Given exercise:
Repeat the following lines exactly and nothing else: the line containing "Decode this image" and each line after it through the end of the listing.

Excerpts from a figure dataset:
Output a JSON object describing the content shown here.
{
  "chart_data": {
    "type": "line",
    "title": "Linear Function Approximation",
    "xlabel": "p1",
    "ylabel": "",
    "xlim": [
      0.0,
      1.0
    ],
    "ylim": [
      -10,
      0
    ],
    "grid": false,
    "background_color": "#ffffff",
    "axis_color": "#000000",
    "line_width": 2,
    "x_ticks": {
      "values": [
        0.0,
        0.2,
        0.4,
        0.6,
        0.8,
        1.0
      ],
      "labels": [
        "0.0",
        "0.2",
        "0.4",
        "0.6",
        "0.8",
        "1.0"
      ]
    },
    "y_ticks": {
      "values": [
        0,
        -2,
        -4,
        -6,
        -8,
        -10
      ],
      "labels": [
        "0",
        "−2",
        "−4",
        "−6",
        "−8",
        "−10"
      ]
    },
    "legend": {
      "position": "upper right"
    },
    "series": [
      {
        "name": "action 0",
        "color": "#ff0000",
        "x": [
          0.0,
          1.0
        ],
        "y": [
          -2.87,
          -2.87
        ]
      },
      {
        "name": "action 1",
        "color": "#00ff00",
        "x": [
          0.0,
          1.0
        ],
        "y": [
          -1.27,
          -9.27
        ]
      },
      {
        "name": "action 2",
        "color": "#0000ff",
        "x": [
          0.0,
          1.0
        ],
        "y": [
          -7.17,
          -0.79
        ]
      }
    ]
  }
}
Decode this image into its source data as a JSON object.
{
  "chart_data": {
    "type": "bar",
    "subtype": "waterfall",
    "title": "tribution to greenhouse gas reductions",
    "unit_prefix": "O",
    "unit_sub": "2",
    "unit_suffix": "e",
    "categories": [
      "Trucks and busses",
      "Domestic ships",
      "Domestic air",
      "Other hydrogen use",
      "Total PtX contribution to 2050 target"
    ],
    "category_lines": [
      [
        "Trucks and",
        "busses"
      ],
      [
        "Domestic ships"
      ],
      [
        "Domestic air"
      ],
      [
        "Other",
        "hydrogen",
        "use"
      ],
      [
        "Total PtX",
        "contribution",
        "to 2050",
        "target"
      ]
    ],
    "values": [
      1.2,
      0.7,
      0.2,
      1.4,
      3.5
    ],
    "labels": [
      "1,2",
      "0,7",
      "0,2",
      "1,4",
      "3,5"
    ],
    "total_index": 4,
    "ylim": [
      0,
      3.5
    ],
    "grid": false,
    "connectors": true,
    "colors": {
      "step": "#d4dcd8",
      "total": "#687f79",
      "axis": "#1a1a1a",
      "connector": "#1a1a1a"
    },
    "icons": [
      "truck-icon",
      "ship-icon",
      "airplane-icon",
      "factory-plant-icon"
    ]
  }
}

The output:
Decode this image into its source data as a JSON object.
{
  "chart_data": {
    "type": "bar",
    "subtype": "waterfall",
    "title": "tribution to greenhouse gas reductions",
    "unit_prefix": "O",
    "unit_sub": "2",
    "unit_suffix": "e",
    "categories": [
      "Trucks and busses",
      "Domestic ships",
      "Domestic air",
      "Other hydrogen use",
      "Total PtX contribution to 2050 target"
    ],
    "category_lines": [
      [
        "Trucks and",
        "busses"
      ],
      [
        "Domestic ships"
      ],
      [
        "Domestic air"
      ],
      [
        "Other",
        "hydrogen",
        "use"
      ],
      [
        "Total PtX",
        "contribution",
        "to 2050",
        "target"
      ]
    ],
    "values": [
      1.2,
      0.7,
      0.2,
      1.4,
      3.5
    ],
    "labels": [
      "1,2",
      "0,7",
      "0,2",
      "1,4",
      "3,5"
    ],
    "total_index": 4,
    "ylim": [
      0,
      3.5
    ],
    "grid": false,
    "connectors": true,
    "colors": {
      "step": "#d4dcd8",
      "total": "#687f79",
      "axis": "#1a1a1a",
      "connector": "#1a1a1a"
    },
    "icons": [
      "truck-icon",
      "ship-icon",
      "airplane-icon",
      "factory-plant-icon"
    ]
  }
}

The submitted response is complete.